Aim:
Exactly as written, retype the listing below, omitting the pictures.

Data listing
[Start]
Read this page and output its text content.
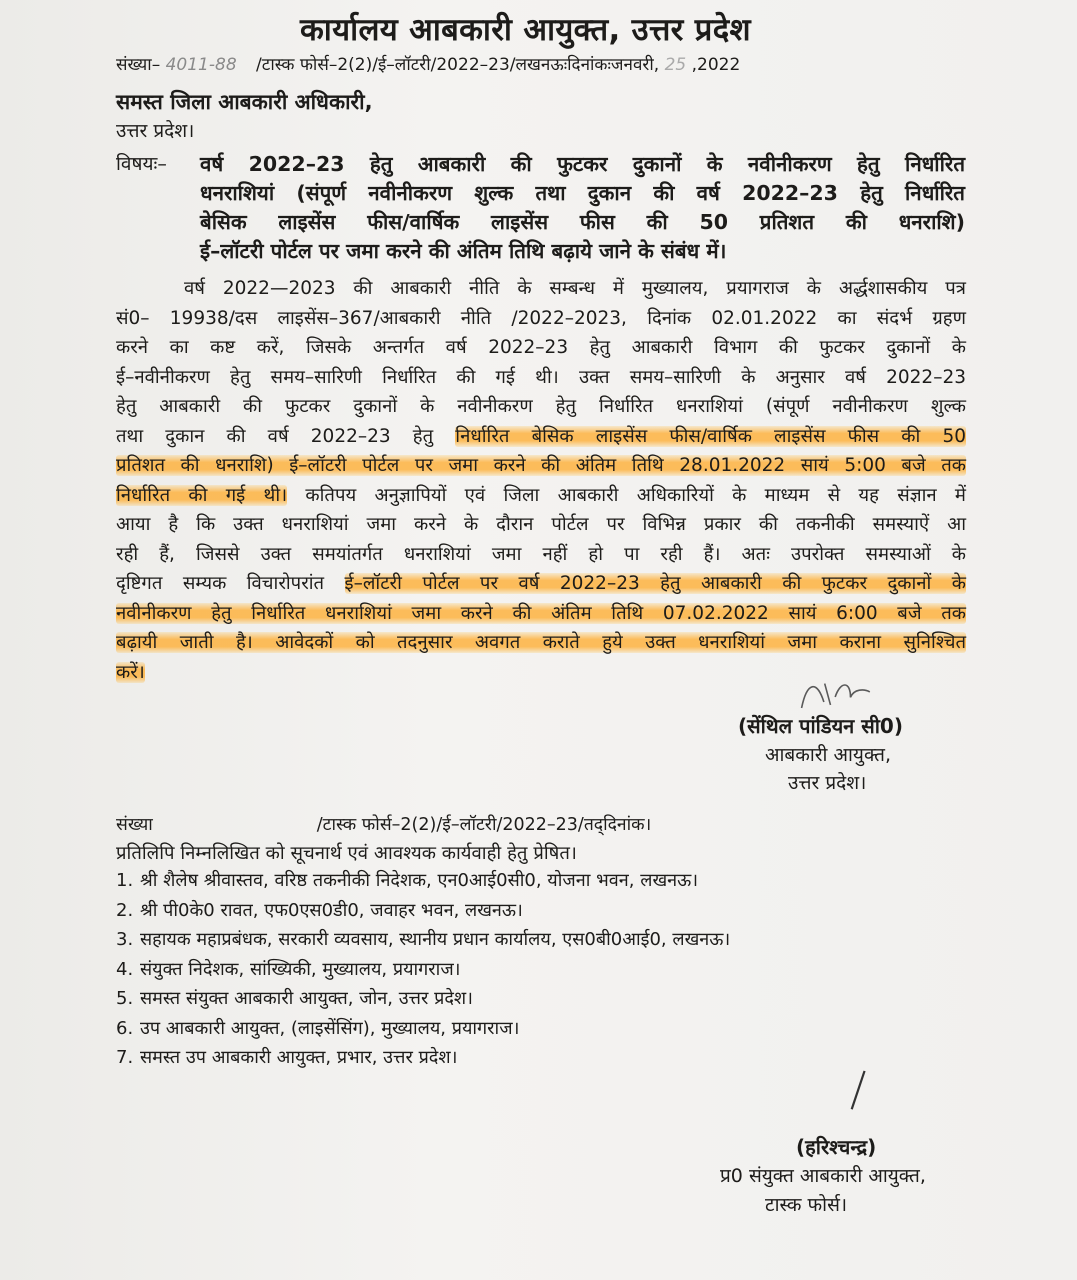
कार्यालय आबकारी आयुक्त, उत्तर प्रदेश
संख्या– 4011-88 /टास्क फोर्स–2(2)/ई–लॉटरी/2022–23/लखनऊःदिनांकःजनवरी, 25 ,2022
समस्त जिला आबकारी अधिकारी,
उत्तर प्रदेश।
विषयः– वर्ष 2022–23 हेतु आबकारी की फुटकर दुकानों के नवीनीकरण हेतु निर्धारित
धनराशियां (संपूर्ण नवीनीकरण शुल्क तथा दुकान की वर्ष 2022–23 हेतु निर्धारित
बेसिक लाइसेंस फीस/वार्षिक लाइसेंस फीस की 50 प्रतिशत की धनराशि)
ई–लॉटरी पोर्टल पर जमा करने की अंतिम तिथि बढ़ाये जाने के संबंध में।
वर्ष 2022—2023 की आबकारी नीति के सम्बन्ध में मुख्यालय, प्रयागराज के अर्द्धशासकीय पत्र
सं0– 19938/दस लाइसेंस–367/आबकारी नीति /2022–2023, दिनांक 02.01.2022 का संदर्भ ग्रहण
करने का कष्ट करें, जिसके अन्तर्गत वर्ष 2022–23 हेतु आबकारी विभाग की फुटकर दुकानों के
ई–नवीनीकरण हेतु समय–सारिणी निर्धारित की गई थी। उक्त समय–सारिणी के अनुसार वर्ष 2022–23
हेतु आबकारी की फुटकर दुकानों के नवीनीकरण हेतु निर्धारित धनराशियां (संपूर्ण नवीनीकरण शुल्क
तथा दुकान की वर्ष 2022–23 हेतु निर्धारित बेसिक लाइसेंस फीस/वार्षिक लाइसेंस फीस की 50
प्रतिशत की धनराशि) ई–लॉटरी पोर्टल पर जमा करने की अंतिम तिथि 28.01.2022 सायं 5:00 बजे तक
निर्धारित की गई थी। कतिपय अनुज्ञापियों एवं जिला आबकारी अधिकारियों के माध्यम से यह संज्ञान में
आया है कि उक्त धनराशियां जमा करने के दौरान पोर्टल पर विभिन्न प्रकार की तकनीकी समस्याऐं आ
रही हैं, जिससे उक्त समयांतर्गत धनराशियां जमा नहीं हो पा रही हैं। अतः उपरोक्त समस्याओं के
दृष्टिगत सम्यक विचारोपरांत ई–लॉटरी पोर्टल पर वर्ष 2022–23 हेतु आबकारी की फुटकर दुकानों के
नवीनीकरण हेतु निर्धारित धनराशियां जमा करने की अंतिम तिथि 07.02.2022 सायं 6:00 बजे तक
बढ़ायी जाती है। आवेदकों को तदनुसार अवगत कराते हुये उक्त धनराशियां जमा कराना सुनिश्चित
करें।
(सेंथिल पांडियन सी0)
आबकारी आयुक्त,
उत्तर प्रदेश।
संख्या	/टास्क फोर्स–2(2)/ई–लॉटरी/2022–23/तद्‌दिनांक।
प्रतिलिपि निम्नलिखित को सूचनार्थ एवं आवश्यक कार्यवाही हेतु प्रेषित।
1. श्री शैलेष श्रीवास्तव, वरिष्ठ तकनीकी निदेशक, एन0आई0सी0, योजना भवन, लखनऊ।
2. श्री पी0के0 रावत, एफ0एस0डी0, जवाहर भवन, लखनऊ।
3. सहायक महाप्रबंधक, सरकारी व्यवसाय, स्थानीय प्रधान कार्यालय, एस0बी0आई0, लखनऊ।
4. संयुक्त निदेशक, सांख्यिकी, मुख्यालय, प्रयागराज।
5. समस्त संयुक्त आबकारी आयुक्त, जोन, उत्तर प्रदेश।
6. उप आबकारी आयुक्त, (लाइसेंसिंग), मुख्यालय, प्रयागराज।
7. समस्त उप आबकारी आयुक्त, प्रभार, उत्तर प्रदेश।
(हरिश्चन्द्र)
प्र0 संयुक्त आबकारी आयुक्त,
टास्क फोर्स।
[End]
Response to this task:
Read this page and output its text content.
कार्यालय आबकारी आयुक्त, उत्तर प्रदेश
संख्या– 4011-88 /टास्क फोर्स–2(2)/ई–लॉटरी/2022–23/लखनऊःदिनांकःजनवरी, 25 ,2022
समस्त जिला आबकारी अधिकारी,
उत्तर प्रदेश।
विषयः– वर्ष 2022–23 हेतु आबकारी की फुटकर दुकानों के नवीनीकरण हेतु निर्धारित
धनराशियां (संपूर्ण नवीनीकरण शुल्क तथा दुकान की वर्ष 2022–23 हेतु निर्धारित
बेसिक लाइसेंस फीस/वार्षिक लाइसेंस फीस की 50 प्रतिशत की धनराशि)
ई–लॉटरी पोर्टल पर जमा करने की अंतिम तिथि बढ़ाये जाने के संबंध में।
वर्ष 2022—2023 की आबकारी नीति के सम्बन्ध में मुख्यालय, प्रयागराज के अर्द्धशासकीय पत्र
सं0– 19938/दस लाइसेंस–367/आबकारी नीति /2022–2023, दिनांक 02.01.2022 का संदर्भ ग्रहण
करने का कष्ट करें, जिसके अन्तर्गत वर्ष 2022–23 हेतु आबकारी विभाग की फुटकर दुकानों के
ई–नवीनीकरण हेतु समय–सारिणी निर्धारित की गई थी। उक्त समय–सारिणी के अनुसार वर्ष 2022–23
हेतु आबकारी की फुटकर दुकानों के नवीनीकरण हेतु निर्धारित धनराशियां (संपूर्ण नवीनीकरण शुल्क
तथा दुकान की वर्ष 2022–23 हेतु निर्धारित बेसिक लाइसेंस फीस/वार्षिक लाइसेंस फीस की 50
प्रतिशत की धनराशि) ई–लॉटरी पोर्टल पर जमा करने की अंतिम तिथि 28.01.2022 सायं 5:00 बजे तक
निर्धारित की गई थी। कतिपय अनुज्ञापियों एवं जिला आबकारी अधिकारियों के माध्यम से यह संज्ञान में
आया है कि उक्त धनराशियां जमा करने के दौरान पोर्टल पर विभिन्न प्रकार की तकनीकी समस्याऐं आ
रही हैं, जिससे उक्त समयांतर्गत धनराशियां जमा नहीं हो पा रही हैं। अतः उपरोक्त समस्याओं के
दृष्टिगत सम्यक विचारोपरांत ई–लॉटरी पोर्टल पर वर्ष 2022–23 हेतु आबकारी की फुटकर दुकानों के
नवीनीकरण हेतु निर्धारित धनराशियां जमा करने की अंतिम तिथि 07.02.2022 सायं 6:00 बजे तक
बढ़ायी जाती है। आवेदकों को तदनुसार अवगत कराते हुये उक्त धनराशियां जमा कराना सुनिश्चित
करें।
(सेंथिल पांडियन सी0)
आबकारी आयुक्त,
उत्तर प्रदेश।
संख्या	/टास्क फोर्स–2(2)/ई–लॉटरी/2022–23/तद्‌दिनांक।
प्रतिलिपि निम्नलिखित को सूचनार्थ एवं आवश्यक कार्यवाही हेतु प्रेषित।
1. श्री शैलेष श्रीवास्तव, वरिष्ठ तकनीकी निदेशक, एन0आई0सी0, योजना भवन, लखनऊ।
2. श्री पी0के0 रावत, एफ0एस0डी0, जवाहर भवन, लखनऊ।
3. सहायक महाप्रबंधक, सरकारी व्यवसाय, स्थानीय प्रधान कार्यालय, एस0बी0आई0, लखनऊ।
4. संयुक्त निदेशक, सांख्यिकी, मुख्यालय, प्रयागराज।
5. समस्त संयुक्त आबकारी आयुक्त, जोन, उत्तर प्रदेश।
6. उप आबकारी आयुक्त, (लाइसेंसिंग), मुख्यालय, प्रयागराज।
7. समस्त उप आबकारी आयुक्त, प्रभार, उत्तर प्रदेश।
(हरिश्चन्द्र)
प्र0 संयुक्त आबकारी आयुक्त,
टास्क फोर्स।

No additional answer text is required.